→ **Written exercise**: Leave every picture out and write out the records below exactly.

· · · ·

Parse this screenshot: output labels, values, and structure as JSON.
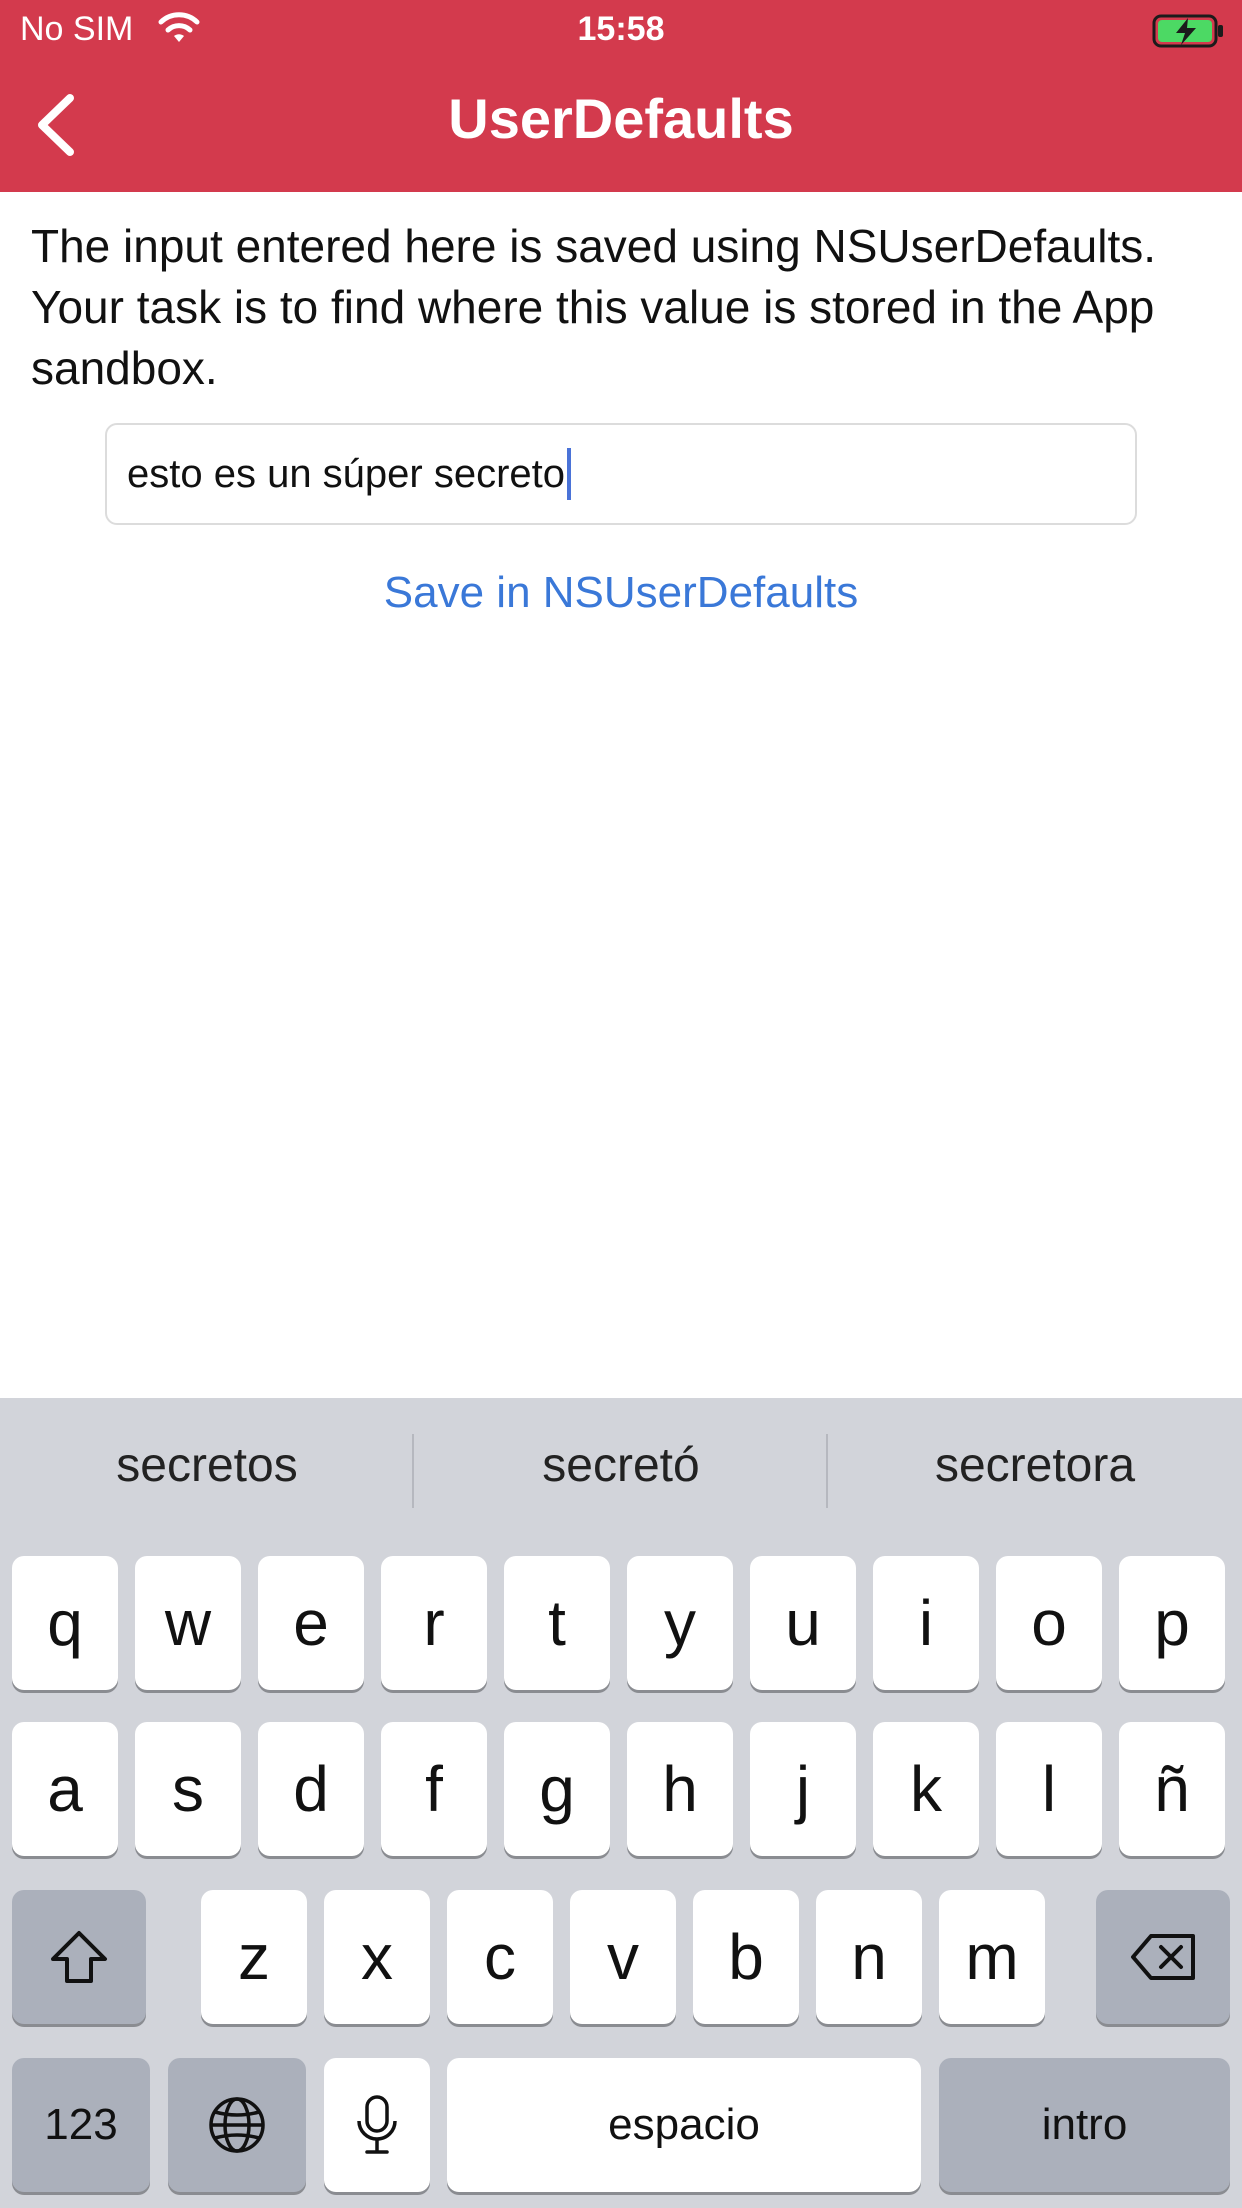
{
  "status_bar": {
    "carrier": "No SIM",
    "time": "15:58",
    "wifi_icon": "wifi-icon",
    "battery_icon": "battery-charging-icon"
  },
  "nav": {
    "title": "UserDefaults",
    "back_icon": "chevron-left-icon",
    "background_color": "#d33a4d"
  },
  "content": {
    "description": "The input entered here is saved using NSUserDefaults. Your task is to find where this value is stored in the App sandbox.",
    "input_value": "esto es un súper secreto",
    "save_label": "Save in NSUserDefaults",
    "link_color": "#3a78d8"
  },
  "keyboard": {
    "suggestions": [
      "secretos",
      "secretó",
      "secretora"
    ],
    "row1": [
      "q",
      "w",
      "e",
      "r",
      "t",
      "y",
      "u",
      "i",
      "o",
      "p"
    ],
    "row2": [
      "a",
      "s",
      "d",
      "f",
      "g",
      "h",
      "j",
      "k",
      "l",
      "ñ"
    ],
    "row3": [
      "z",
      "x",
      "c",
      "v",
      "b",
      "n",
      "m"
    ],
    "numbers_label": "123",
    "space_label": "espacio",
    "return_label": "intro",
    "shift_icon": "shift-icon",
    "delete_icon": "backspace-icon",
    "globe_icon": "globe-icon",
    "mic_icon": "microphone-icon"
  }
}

· · · ·

→ **Output of the task**:
Parse this screenshot: output labels, values, and structure as JSON.
{
  "status_bar": {
    "carrier": "No SIM",
    "time": "15:58",
    "wifi_icon": "wifi-icon",
    "battery_icon": "battery-charging-icon"
  },
  "nav": {
    "title": "UserDefaults",
    "back_icon": "chevron-left-icon",
    "background_color": "#d33a4d"
  },
  "content": {
    "description": "The input entered here is saved using NSUserDefaults. Your task is to find where this value is stored in the App sandbox.",
    "input_value": "esto es un súper secreto",
    "save_label": "Save in NSUserDefaults",
    "link_color": "#3a78d8"
  },
  "keyboard": {
    "suggestions": [
      "secretos",
      "secretó",
      "secretora"
    ],
    "row1": [
      "q",
      "w",
      "e",
      "r",
      "t",
      "y",
      "u",
      "i",
      "o",
      "p"
    ],
    "row2": [
      "a",
      "s",
      "d",
      "f",
      "g",
      "h",
      "j",
      "k",
      "l",
      "ñ"
    ],
    "row3": [
      "z",
      "x",
      "c",
      "v",
      "b",
      "n",
      "m"
    ],
    "numbers_label": "123",
    "space_label": "espacio",
    "return_label": "intro",
    "shift_icon": "shift-icon",
    "delete_icon": "backspace-icon",
    "globe_icon": "globe-icon",
    "mic_icon": "microphone-icon"
  }
}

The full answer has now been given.